**Page excerpt:**
________________________

In the show there was a lot to like. A new suit block, lean but still with construction to keep it sharp. Trenches came in the cut too. It was both wearable and also CEO pleasing, which is handy, since Christopher Bailey is both chief creative and chief executive officer. These were worn with lace shirts beneath, and lace ties — a styling trick, since those who would want a men’s luxury brand lace shirt can find them just delivered at Gucci.
The knitwear was superlative. A red sweater had a wide funnel collar, while a cashmere short sleeve shirt was one of the nicest pieces seen during LCM. Full marks too for the cashmere joggers, worn with tailoring. “I love joggers,” said Bailey afterwards, backstage. “I wear them a lot at home. But now I can wear them out.”

________________________

**Goals:**
1) Copy the fashion show review word for word, starting with "In the show" and going on through "delivered at Gucci.".
2) According to the fashion show review, what kind of collar did the red sweater have?
3) Continue the fashion show review from the point where it stops.

**Stored rows:**
________________________

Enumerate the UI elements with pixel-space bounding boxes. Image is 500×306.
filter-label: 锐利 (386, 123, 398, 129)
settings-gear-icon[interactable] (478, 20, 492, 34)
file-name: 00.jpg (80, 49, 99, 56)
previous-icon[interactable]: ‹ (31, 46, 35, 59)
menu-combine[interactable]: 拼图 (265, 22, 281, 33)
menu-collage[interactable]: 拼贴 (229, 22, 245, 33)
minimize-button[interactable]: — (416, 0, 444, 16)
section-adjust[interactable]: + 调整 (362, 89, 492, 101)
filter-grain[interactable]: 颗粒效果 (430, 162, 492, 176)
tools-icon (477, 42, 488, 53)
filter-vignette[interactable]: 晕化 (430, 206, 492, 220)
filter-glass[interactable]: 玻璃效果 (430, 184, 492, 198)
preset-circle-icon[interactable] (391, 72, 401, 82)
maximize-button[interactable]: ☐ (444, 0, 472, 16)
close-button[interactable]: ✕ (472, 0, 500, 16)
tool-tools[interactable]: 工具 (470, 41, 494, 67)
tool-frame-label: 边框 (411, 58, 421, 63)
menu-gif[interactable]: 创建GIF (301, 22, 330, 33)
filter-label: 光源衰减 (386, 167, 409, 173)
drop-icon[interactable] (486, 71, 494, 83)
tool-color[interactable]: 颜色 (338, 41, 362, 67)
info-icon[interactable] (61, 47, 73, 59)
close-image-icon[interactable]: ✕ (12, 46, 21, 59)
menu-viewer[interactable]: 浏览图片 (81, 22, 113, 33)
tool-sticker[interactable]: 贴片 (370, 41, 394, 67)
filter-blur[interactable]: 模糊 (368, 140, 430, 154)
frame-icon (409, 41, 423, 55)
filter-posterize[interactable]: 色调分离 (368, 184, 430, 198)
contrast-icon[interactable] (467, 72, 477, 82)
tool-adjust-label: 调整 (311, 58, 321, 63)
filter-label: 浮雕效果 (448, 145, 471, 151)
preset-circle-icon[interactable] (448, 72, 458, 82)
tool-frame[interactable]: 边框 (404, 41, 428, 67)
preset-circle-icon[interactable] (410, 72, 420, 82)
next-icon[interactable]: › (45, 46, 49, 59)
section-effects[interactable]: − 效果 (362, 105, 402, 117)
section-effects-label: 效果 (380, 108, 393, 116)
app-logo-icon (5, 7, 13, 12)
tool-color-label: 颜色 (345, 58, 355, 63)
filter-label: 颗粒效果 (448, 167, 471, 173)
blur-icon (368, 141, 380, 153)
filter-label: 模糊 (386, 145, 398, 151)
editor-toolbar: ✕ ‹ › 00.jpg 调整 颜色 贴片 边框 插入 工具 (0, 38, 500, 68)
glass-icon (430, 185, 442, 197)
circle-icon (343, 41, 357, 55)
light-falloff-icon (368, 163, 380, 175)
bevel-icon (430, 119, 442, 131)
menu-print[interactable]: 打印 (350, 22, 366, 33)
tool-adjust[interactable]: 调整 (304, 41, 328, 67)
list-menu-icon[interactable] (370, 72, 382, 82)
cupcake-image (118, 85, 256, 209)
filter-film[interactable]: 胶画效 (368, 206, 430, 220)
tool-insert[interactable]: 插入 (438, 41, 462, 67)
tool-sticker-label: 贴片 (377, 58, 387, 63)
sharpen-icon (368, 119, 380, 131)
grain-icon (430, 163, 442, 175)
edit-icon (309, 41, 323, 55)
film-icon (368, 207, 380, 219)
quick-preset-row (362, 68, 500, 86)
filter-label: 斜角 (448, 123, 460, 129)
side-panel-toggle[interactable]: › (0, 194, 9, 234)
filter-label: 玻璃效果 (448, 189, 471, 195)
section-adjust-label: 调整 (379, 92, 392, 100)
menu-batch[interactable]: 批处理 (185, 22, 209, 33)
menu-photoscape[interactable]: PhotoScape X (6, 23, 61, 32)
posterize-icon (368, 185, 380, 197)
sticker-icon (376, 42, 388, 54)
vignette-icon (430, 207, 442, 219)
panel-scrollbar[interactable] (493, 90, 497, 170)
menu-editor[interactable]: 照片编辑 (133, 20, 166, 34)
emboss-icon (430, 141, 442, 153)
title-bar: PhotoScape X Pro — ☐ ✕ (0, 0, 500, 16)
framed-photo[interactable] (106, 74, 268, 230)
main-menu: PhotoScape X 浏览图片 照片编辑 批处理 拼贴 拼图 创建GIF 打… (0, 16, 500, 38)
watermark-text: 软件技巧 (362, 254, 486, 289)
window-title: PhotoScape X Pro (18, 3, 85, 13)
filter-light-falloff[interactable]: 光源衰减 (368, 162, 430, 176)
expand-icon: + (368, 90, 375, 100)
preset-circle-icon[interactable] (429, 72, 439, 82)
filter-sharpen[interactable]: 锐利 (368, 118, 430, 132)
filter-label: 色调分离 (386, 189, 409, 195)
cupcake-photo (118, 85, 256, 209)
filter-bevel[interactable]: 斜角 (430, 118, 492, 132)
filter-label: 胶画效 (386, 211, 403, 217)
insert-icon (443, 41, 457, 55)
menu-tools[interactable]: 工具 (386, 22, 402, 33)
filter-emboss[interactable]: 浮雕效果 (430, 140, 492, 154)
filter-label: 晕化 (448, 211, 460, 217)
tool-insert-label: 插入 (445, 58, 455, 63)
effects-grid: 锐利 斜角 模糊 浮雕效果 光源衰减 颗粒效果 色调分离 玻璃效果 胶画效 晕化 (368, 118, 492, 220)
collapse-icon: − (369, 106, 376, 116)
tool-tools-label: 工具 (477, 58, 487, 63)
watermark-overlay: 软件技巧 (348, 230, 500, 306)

________________________

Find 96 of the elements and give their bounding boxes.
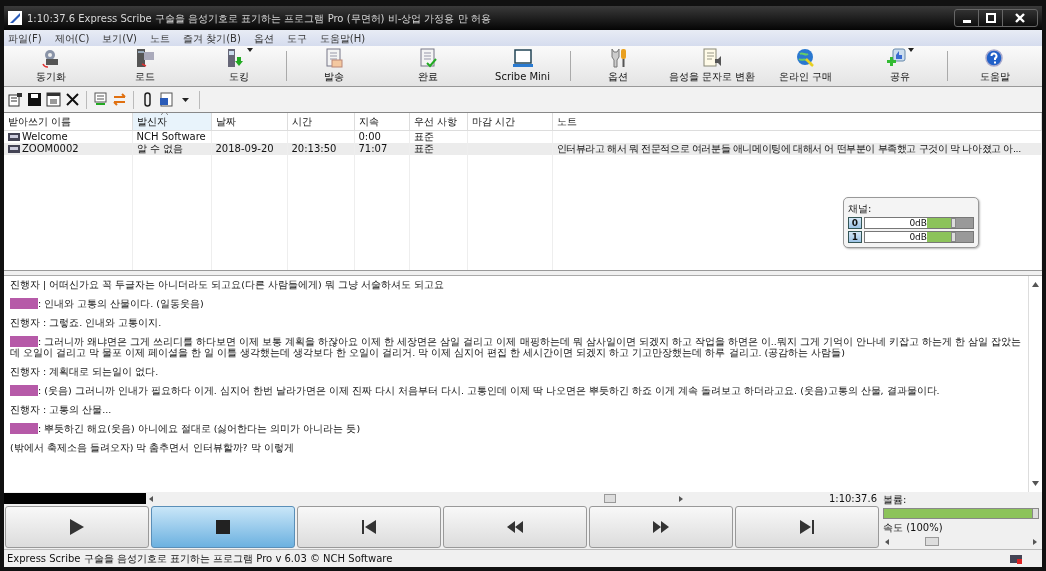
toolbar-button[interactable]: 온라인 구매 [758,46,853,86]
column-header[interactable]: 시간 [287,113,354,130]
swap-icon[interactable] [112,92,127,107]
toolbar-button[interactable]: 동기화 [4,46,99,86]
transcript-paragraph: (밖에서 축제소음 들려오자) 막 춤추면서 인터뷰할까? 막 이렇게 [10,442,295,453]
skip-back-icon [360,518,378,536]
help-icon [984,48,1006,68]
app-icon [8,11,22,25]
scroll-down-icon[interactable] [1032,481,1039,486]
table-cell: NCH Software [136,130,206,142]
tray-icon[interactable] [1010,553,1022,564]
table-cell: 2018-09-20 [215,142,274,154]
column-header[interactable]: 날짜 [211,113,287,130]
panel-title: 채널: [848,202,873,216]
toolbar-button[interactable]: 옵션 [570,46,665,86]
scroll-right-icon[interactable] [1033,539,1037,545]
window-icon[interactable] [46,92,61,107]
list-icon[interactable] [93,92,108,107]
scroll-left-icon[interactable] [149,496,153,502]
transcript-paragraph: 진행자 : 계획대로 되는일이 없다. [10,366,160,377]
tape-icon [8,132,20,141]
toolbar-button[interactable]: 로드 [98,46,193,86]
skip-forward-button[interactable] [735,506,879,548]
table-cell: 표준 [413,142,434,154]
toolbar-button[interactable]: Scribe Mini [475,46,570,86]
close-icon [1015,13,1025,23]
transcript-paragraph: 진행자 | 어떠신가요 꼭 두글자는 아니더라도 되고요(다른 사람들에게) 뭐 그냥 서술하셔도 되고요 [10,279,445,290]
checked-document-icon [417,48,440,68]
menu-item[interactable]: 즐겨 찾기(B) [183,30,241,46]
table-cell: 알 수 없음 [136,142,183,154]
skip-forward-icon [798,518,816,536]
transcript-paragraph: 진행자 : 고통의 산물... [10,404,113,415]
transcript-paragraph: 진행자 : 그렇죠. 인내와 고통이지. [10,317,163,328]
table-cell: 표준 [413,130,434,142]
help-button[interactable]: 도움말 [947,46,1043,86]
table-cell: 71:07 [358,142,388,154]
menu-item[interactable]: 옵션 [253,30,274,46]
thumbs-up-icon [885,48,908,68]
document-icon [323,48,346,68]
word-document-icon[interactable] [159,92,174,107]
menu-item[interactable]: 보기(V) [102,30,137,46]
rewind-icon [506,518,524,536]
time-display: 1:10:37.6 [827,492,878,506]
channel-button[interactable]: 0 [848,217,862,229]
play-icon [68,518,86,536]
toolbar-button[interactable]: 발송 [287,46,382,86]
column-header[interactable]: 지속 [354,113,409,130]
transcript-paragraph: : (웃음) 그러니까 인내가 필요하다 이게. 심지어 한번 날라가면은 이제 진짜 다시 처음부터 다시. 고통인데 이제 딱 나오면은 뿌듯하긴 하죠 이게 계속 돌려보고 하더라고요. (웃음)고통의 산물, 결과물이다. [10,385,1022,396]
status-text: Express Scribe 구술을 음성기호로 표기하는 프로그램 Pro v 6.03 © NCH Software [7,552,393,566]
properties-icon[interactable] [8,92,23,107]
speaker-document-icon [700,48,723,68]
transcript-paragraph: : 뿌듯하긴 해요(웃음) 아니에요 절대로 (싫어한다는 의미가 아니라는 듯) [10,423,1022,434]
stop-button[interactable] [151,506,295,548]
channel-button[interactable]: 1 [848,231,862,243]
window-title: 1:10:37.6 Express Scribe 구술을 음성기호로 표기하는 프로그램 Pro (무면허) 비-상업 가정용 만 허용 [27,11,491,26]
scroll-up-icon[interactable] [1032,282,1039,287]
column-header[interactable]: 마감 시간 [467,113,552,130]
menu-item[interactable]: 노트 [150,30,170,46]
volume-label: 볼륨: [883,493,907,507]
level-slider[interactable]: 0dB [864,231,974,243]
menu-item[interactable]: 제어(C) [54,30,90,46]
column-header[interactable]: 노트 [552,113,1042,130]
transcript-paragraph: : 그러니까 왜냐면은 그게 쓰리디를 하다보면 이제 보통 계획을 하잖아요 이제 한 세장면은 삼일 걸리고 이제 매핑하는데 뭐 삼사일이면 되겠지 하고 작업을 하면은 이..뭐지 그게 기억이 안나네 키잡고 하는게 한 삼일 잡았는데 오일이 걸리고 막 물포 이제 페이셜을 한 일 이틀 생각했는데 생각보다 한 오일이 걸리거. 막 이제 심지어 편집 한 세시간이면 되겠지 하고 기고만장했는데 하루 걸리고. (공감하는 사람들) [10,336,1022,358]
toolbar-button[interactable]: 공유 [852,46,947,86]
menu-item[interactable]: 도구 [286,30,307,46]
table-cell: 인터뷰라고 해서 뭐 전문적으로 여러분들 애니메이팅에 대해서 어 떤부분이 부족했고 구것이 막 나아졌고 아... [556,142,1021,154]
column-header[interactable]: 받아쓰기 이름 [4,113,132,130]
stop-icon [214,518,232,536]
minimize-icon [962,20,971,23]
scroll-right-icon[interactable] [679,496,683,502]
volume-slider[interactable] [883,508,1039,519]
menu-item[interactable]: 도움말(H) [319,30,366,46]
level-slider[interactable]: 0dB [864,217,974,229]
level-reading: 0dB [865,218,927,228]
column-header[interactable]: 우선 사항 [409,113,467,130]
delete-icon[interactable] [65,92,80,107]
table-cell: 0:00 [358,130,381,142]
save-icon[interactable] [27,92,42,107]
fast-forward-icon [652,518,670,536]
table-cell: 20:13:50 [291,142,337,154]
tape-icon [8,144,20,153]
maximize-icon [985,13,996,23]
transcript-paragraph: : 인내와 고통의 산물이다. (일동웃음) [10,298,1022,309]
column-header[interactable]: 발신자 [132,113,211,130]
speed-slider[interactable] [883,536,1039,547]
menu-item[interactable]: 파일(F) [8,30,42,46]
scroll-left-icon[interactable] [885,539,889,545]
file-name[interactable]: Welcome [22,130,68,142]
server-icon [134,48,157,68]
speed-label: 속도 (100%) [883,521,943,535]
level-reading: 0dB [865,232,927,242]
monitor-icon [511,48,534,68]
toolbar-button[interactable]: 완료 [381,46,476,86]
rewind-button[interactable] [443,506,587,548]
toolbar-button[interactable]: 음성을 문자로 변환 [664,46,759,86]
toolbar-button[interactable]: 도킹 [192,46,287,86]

________________________

**Answers per task:**
1)
In the show there was a lot to like. A new suit block, lean but still with construction to keep it sharp. Trenches came in the cut too. It was both wearable and also CEO pleasing, which is handy, since Christopher Bailey is both chief creative and chief executive officer. These were worn with lace shirts beneath, and lace ties — a styling trick, since those who would want a men’s luxury brand lace shirt can find them just delivered at Gucci.

2) A wide funnel collar.

3)
Like many designers, Bailey took the decision to show women’s pre-collection during men’s. It’s something you get used to these days, but this felt different. The male models padded down the catwalk in sweet patent lace-ups or velvet tassel loafers. No such luck for the female models, who were dressed in aggressive heels, a platform under the sole and a vicious metal stiletto. This is menswear — why can’t they relax, wear flats? As the show went on, the disparity became unbearable. One model was in a long dress that hobbled and slowed her walk. The next male model, breezing along in tailored trousers and slip-on loafers, almost caught her up. It snapped away from the fantasy of the show and put the focus on reality: was she OK? Hardly any of my female friends wear heels. They run their own businesses, have successful careers. I have three sisters, three young nieces. How else am I meant to react to these heels than with anger?
It’s great to see Patrick Grant’s brand E Tautz making sense. Much is down to the recently opened store on Duke Street, a canny location near Claridges and The Beaumont hotel, and on the route to Selfridges. Grant is a shopkeeper at heart, shown from the personable success of his Savile Row tailor Norton & Sons, and suddenly he can get to know what his E Tautz customer wants.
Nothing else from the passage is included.